begin EXCERPTED DATA

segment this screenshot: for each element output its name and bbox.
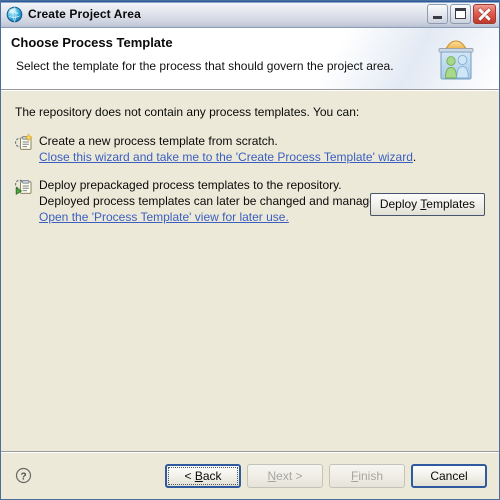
minimize-icon [433, 16, 442, 19]
deploy-templates-prefix: Deploy [379, 197, 421, 211]
finish-button[interactable]: Finish [329, 464, 405, 488]
option-create-template-line1: Create a new process template from scrat… [39, 134, 278, 148]
cancel-button[interactable]: Cancel [411, 464, 487, 488]
close-button[interactable] [473, 4, 496, 24]
option-create-template: Create a new process template from scrat… [13, 133, 487, 165]
next-suffix: ext > [276, 469, 303, 483]
deploy-templates-suffix: emplates [426, 197, 475, 211]
option-deploy-line1: Deploy prepackaged process templates to … [39, 178, 342, 192]
wizard-banner: Choose Process Template Select the templ… [1, 28, 499, 90]
maximize-icon [455, 8, 466, 19]
page-subtitle: Select the template for the process that… [16, 59, 394, 73]
page-title: Choose Process Template [11, 35, 173, 50]
create-link-period: . [412, 150, 417, 164]
dialog-footer: ? < Back Next > Finish Cancel [1, 451, 499, 499]
title-bar: Create Project Area [1, 1, 499, 28]
minimize-button[interactable] [427, 4, 448, 24]
maximize-button[interactable] [450, 4, 471, 24]
back-button[interactable]: < Back [165, 464, 241, 488]
new-process-template-icon [14, 134, 33, 151]
globe-icon [6, 6, 23, 23]
back-mnemonic: B [194, 469, 203, 483]
cancel-mnemonic: C [430, 469, 439, 483]
create-process-template-link[interactable]: Close this wizard and take me to the 'Cr… [39, 150, 413, 164]
back-prefix: < [184, 469, 195, 483]
svg-text:?: ? [20, 471, 26, 482]
project-area-icon [432, 37, 480, 83]
create-project-area-dialog: Create Project Area Choose Process Templ… [0, 0, 500, 500]
next-button[interactable]: Next > [247, 464, 323, 488]
help-icon[interactable]: ? [15, 467, 32, 484]
content-area: The repository does not contain any proc… [1, 90, 499, 451]
next-mnemonic: N [267, 469, 277, 483]
wizard-button-row: < Back Next > Finish Cancel [165, 464, 487, 488]
back-suffix: ack [202, 469, 222, 483]
intro-text: The repository does not contain any proc… [15, 105, 360, 119]
cancel-suffix: ancel [438, 469, 468, 483]
footer-separator [1, 451, 499, 452]
finish-suffix: inish [358, 469, 384, 483]
process-template-view-link[interactable]: Open the 'Process Template' view for lat… [39, 210, 289, 224]
window-title: Create Project Area [28, 7, 141, 21]
option-deploy-templates: Deploy prepackaged process templates to … [13, 177, 487, 225]
deploy-process-template-icon [14, 178, 33, 195]
deploy-templates-button[interactable]: Deploy Templates [369, 193, 485, 216]
window-controls [427, 4, 496, 24]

end EXCERPTED DATA

Render every line of the records above as a JSON list of strings, one string per line. Skip blank lines, and leave the pictures out.

**SOLUTION TO THIS EXERCISE**
[
  "segment this screenshot: for each element output its name and bbox.",
  "minimize-icon [433, 16, 442, 19]",
  "deploy-templates-prefix: Deploy [379, 197, 421, 211]",
  "finish-button[interactable]: Finish [329, 464, 405, 488]",
  "option-create-template-line1: Create a new process template from scrat… [39, 134, 278, 148]",
  "cancel-button[interactable]: Cancel [411, 464, 487, 488]",
  "close-button[interactable] [473, 4, 496, 24]",
  "option-create-template: Create a new process template from scrat… [13, 133, 487, 165]",
  "next-suffix: ext > [276, 469, 303, 483]",
  "deploy-templates-suffix: emplates [426, 197, 475, 211]",
  "option-deploy-line1: Deploy prepackaged process templates to … [39, 178, 342, 192]",
  "wizard-banner: Choose Process Template Select the templ… [1, 28, 499, 90]",
  "maximize-icon [455, 8, 466, 19]",
  "page-subtitle: Select the template for the process that… [16, 59, 394, 73]",
  "page-title: Choose Process Template [11, 35, 173, 50]",
  "create-link-period: . [412, 150, 417, 164]",
  "dialog-footer: ? < Back Next > Finish Cancel [1, 451, 499, 499]",
  "title-bar: Create Project Area [1, 1, 499, 28]",
  "minimize-button[interactable] [427, 4, 448, 24]",
  "maximize-button[interactable] [450, 4, 471, 24]",
  "back-button[interactable]: < Back [165, 464, 241, 488]",
  "new-process-template-icon [14, 134, 33, 151]",
  "globe-icon [6, 6, 23, 23]",
  "back-mnemonic: B [194, 469, 203, 483]",
  "cancel-mnemonic: C [430, 469, 439, 483]",
  "create-process-template-link[interactable]: Close this wizard and take me to the 'Cr… [39, 150, 413, 164]",
  "back-prefix: < [184, 469, 195, 483]",
  "svg-text:?: ? [20, 471, 26, 482]",
  "project-area-icon [432, 37, 480, 83]",
  "create-project-area-dialog: Create Project Area Choose Process Templ… [0, 0, 500, 500]",
  "next-button[interactable]: Next > [247, 464, 323, 488]",
  "help-icon[interactable]: ? [15, 467, 32, 484]",
  "content-area: The repository does not contain any proc… [1, 90, 499, 451]",
  "next-mnemonic: N [267, 469, 277, 483]",
  "wizard-button-row: < Back Next > Finish Cancel [165, 464, 487, 488]",
  "back-suffix: ack [202, 469, 222, 483]",
  "intro-text: The repository does not contain any proc… [15, 105, 360, 119]",
  "cancel-suffix: ancel [438, 469, 468, 483]",
  "footer-separator [1, 451, 499, 452]",
  "finish-suffix: inish [358, 469, 384, 483]",
  "process-template-view-link[interactable]: Open the 'Process Template' view for lat… [39, 210, 289, 224]",
  "window-title: Create Project Area [28, 7, 141, 21]",
  "option-deploy-templates: Deploy prepackaged process templates to … [13, 177, 487, 225]",
  "deploy-process-template-icon [14, 178, 33, 195]",
  "deploy-templates-button[interactable]: Deploy Templates [369, 193, 485, 216]",
  "window-controls [427, 4, 496, 24]"
]